◆ **EXERCISE GOAL**: Scan the entries below for the word "name". Copy each line that has it.

◆ **PROVIDED DATA**:
------------

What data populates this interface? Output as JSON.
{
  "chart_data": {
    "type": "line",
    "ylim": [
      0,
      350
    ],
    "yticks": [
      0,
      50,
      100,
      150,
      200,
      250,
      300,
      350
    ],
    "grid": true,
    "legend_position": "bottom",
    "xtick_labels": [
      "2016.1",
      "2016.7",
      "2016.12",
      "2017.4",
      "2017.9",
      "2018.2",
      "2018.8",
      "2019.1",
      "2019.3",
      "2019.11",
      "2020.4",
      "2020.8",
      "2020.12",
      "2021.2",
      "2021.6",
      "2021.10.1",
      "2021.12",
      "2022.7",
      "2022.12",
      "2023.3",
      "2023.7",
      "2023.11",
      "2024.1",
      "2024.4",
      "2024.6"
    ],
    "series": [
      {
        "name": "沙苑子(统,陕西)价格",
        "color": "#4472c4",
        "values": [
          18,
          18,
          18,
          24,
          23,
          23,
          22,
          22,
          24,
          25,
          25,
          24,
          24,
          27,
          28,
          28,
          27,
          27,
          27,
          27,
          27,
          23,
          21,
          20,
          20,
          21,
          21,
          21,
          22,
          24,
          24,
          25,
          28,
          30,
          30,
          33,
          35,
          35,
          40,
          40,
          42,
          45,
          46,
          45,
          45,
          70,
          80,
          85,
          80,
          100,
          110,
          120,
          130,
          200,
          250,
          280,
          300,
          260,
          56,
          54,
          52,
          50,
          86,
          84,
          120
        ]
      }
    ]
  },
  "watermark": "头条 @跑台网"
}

------------

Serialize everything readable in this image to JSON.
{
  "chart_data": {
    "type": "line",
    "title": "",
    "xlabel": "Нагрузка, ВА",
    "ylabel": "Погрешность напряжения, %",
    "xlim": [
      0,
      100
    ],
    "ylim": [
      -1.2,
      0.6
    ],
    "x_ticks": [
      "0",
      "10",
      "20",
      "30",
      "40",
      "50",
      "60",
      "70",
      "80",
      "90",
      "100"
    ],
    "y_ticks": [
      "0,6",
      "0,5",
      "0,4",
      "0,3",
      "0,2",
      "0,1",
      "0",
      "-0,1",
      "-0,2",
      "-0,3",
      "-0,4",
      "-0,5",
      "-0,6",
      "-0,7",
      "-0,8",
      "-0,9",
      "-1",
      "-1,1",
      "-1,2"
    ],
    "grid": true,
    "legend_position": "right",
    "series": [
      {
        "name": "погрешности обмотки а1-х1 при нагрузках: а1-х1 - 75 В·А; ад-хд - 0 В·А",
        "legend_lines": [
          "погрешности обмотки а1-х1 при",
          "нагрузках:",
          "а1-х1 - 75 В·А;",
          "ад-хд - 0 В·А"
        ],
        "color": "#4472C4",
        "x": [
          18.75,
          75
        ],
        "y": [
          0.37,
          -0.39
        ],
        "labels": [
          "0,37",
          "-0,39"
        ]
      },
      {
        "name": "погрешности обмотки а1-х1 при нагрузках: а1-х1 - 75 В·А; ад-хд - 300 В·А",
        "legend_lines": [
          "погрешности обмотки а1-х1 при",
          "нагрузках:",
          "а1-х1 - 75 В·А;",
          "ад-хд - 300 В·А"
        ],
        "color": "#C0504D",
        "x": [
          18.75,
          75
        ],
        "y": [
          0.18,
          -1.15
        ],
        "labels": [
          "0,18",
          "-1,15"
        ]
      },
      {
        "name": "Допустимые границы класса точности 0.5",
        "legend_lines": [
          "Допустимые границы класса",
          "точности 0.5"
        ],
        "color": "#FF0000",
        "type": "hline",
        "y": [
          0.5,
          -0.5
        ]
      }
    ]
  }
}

------------

◆ **RESULT**:
        "name": "沙苑子(统,陕西)价格",
        "name": "погрешности обмотки а1-х1 при нагрузках: а1-х1 - 75 В·А; ад-хд - 0 В·А",
        "name": "погрешности обмотки а1-х1 при нагрузках: а1-х1 - 75 В·А; ад-хд - 300 В·А",
        "name": "Допустимые границы класса точности 0.5",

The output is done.